• Set problem
Extract every entry word for word.

• Records for the task
##############################

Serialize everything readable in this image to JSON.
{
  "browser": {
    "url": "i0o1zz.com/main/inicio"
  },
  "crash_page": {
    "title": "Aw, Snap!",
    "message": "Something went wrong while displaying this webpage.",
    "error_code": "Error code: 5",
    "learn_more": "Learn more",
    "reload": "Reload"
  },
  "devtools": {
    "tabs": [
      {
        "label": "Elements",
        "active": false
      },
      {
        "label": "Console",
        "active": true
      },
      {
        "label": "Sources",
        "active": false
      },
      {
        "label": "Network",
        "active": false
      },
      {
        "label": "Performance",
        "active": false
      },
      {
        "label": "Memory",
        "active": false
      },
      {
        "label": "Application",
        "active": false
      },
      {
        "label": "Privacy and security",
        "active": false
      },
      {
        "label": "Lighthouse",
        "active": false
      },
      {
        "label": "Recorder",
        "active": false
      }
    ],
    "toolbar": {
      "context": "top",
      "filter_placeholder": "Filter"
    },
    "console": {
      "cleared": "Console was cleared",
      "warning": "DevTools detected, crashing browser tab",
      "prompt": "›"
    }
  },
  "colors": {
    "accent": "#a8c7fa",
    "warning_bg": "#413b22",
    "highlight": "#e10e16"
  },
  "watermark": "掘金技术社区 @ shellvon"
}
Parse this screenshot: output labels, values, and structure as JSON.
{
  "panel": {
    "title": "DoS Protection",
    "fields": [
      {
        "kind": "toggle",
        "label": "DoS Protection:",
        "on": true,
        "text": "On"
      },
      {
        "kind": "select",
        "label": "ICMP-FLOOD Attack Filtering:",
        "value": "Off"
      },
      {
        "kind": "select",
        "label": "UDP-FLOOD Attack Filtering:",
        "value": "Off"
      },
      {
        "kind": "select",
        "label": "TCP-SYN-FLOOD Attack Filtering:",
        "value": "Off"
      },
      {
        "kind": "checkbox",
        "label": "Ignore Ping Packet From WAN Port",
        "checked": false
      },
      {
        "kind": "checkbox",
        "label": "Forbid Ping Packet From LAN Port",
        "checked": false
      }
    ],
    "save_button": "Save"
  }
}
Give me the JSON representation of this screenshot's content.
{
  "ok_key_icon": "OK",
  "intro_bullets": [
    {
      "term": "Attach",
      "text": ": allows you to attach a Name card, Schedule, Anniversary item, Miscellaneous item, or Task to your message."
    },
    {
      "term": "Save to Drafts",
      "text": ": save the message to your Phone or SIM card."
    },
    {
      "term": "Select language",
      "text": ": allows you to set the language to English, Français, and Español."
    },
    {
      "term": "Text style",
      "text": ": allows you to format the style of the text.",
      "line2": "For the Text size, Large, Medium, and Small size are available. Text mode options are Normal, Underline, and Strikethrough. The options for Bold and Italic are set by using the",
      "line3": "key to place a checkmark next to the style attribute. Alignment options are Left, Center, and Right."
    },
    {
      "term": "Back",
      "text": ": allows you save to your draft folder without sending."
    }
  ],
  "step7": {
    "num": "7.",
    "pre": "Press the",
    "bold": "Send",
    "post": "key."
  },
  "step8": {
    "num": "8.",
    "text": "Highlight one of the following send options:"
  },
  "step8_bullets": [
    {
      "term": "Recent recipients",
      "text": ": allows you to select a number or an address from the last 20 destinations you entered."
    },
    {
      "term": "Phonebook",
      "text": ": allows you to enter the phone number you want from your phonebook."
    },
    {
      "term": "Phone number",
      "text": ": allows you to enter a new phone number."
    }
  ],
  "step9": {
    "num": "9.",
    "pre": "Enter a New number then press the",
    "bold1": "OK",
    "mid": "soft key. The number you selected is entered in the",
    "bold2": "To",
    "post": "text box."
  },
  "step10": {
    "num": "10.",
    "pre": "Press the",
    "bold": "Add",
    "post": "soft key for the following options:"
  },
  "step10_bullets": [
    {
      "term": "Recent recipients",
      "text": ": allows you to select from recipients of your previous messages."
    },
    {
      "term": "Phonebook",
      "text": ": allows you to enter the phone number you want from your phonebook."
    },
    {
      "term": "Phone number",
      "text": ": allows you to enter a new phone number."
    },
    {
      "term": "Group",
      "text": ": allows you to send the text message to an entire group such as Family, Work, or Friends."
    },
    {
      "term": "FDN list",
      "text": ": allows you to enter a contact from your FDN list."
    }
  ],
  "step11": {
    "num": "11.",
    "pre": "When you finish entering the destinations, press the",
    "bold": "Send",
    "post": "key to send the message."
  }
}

##############################

• Correct response
Serialize everything readable in this image to JSON.
{
  "browser": {
    "url": "i0o1zz.com/main/inicio"
  },
  "crash_page": {
    "title": "Aw, Snap!",
    "message": "Something went wrong while displaying this webpage.",
    "error_code": "Error code: 5",
    "learn_more": "Learn more",
    "reload": "Reload"
  },
  "devtools": {
    "tabs": [
      {
        "label": "Elements",
        "active": false
      },
      {
        "label": "Console",
        "active": true
      },
      {
        "label": "Sources",
        "active": false
      },
      {
        "label": "Network",
        "active": false
      },
      {
        "label": "Performance",
        "active": false
      },
      {
        "label": "Memory",
        "active": false
      },
      {
        "label": "Application",
        "active": false
      },
      {
        "label": "Privacy and security",
        "active": false
      },
      {
        "label": "Lighthouse",
        "active": false
      },
      {
        "label": "Recorder",
        "active": false
      }
    ],
    "toolbar": {
      "context": "top",
      "filter_placeholder": "Filter"
    },
    "console": {
      "cleared": "Console was cleared",
      "warning": "DevTools detected, crashing browser tab",
      "prompt": "›"
    }
  },
  "colors": {
    "accent": "#a8c7fa",
    "warning_bg": "#413b22",
    "highlight": "#e10e16"
  },
  "watermark": "掘金技术社区 @ shellvon"
}
Parse this screenshot: output labels, values, and structure as JSON.
{
  "panel": {
    "title": "DoS Protection",
    "fields": [
      {
        "kind": "toggle",
        "label": "DoS Protection:",
        "on": true,
        "text": "On"
      },
      {
        "kind": "select",
        "label": "ICMP-FLOOD Attack Filtering:",
        "value": "Off"
      },
      {
        "kind": "select",
        "label": "UDP-FLOOD Attack Filtering:",
        "value": "Off"
      },
      {
        "kind": "select",
        "label": "TCP-SYN-FLOOD Attack Filtering:",
        "value": "Off"
      },
      {
        "kind": "checkbox",
        "label": "Ignore Ping Packet From WAN Port",
        "checked": false
      },
      {
        "kind": "checkbox",
        "label": "Forbid Ping Packet From LAN Port",
        "checked": false
      }
    ],
    "save_button": "Save"
  }
}
Give me the JSON representation of this screenshot's content.
{
  "ok_key_icon": "OK",
  "intro_bullets": [
    {
      "term": "Attach",
      "text": ": allows you to attach a Name card, Schedule, Anniversary item, Miscellaneous item, or Task to your message."
    },
    {
      "term": "Save to Drafts",
      "text": ": save the message to your Phone or SIM card."
    },
    {
      "term": "Select language",
      "text": ": allows you to set the language to English, Français, and Español."
    },
    {
      "term": "Text style",
      "text": ": allows you to format the style of the text.",
      "line2": "For the Text size, Large, Medium, and Small size are available. Text mode options are Normal, Underline, and Strikethrough. The options for Bold and Italic are set by using the",
      "line3": "key to place a checkmark next to the style attribute. Alignment options are Left, Center, and Right."
    },
    {
      "term": "Back",
      "text": ": allows you save to your draft folder without sending."
    }
  ],
  "step7": {
    "num": "7.",
    "pre": "Press the",
    "bold": "Send",
    "post": "key."
  },
  "step8": {
    "num": "8.",
    "text": "Highlight one of the following send options:"
  },
  "step8_bullets": [
    {
      "term": "Recent recipients",
      "text": ": allows you to select a number or an address from the last 20 destinations you entered."
    },
    {
      "term": "Phonebook",
      "text": ": allows you to enter the phone number you want from your phonebook."
    },
    {
      "term": "Phone number",
      "text": ": allows you to enter a new phone number."
    }
  ],
  "step9": {
    "num": "9.",
    "pre": "Enter a New number then press the",
    "bold1": "OK",
    "mid": "soft key. The number you selected is entered in the",
    "bold2": "To",
    "post": "text box."
  },
  "step10": {
    "num": "10.",
    "pre": "Press the",
    "bold": "Add",
    "post": "soft key for the following options:"
  },
  "step10_bullets": [
    {
      "term": "Recent recipients",
      "text": ": allows you to select from recipients of your previous messages."
    },
    {
      "term": "Phonebook",
      "text": ": allows you to enter the phone number you want from your phonebook."
    },
    {
      "term": "Phone number",
      "text": ": allows you to enter a new phone number."
    },
    {
      "term": "Group",
      "text": ": allows you to send the text message to an entire group such as Family, Work, or Friends."
    },
    {
      "term": "FDN list",
      "text": ": allows you to enter a contact from your FDN list."
    }
  ],
  "step11": {
    "num": "11.",
    "pre": "When you finish entering the destinations, press the",
    "bold": "Send",
    "post": "key to send the message."
  }
}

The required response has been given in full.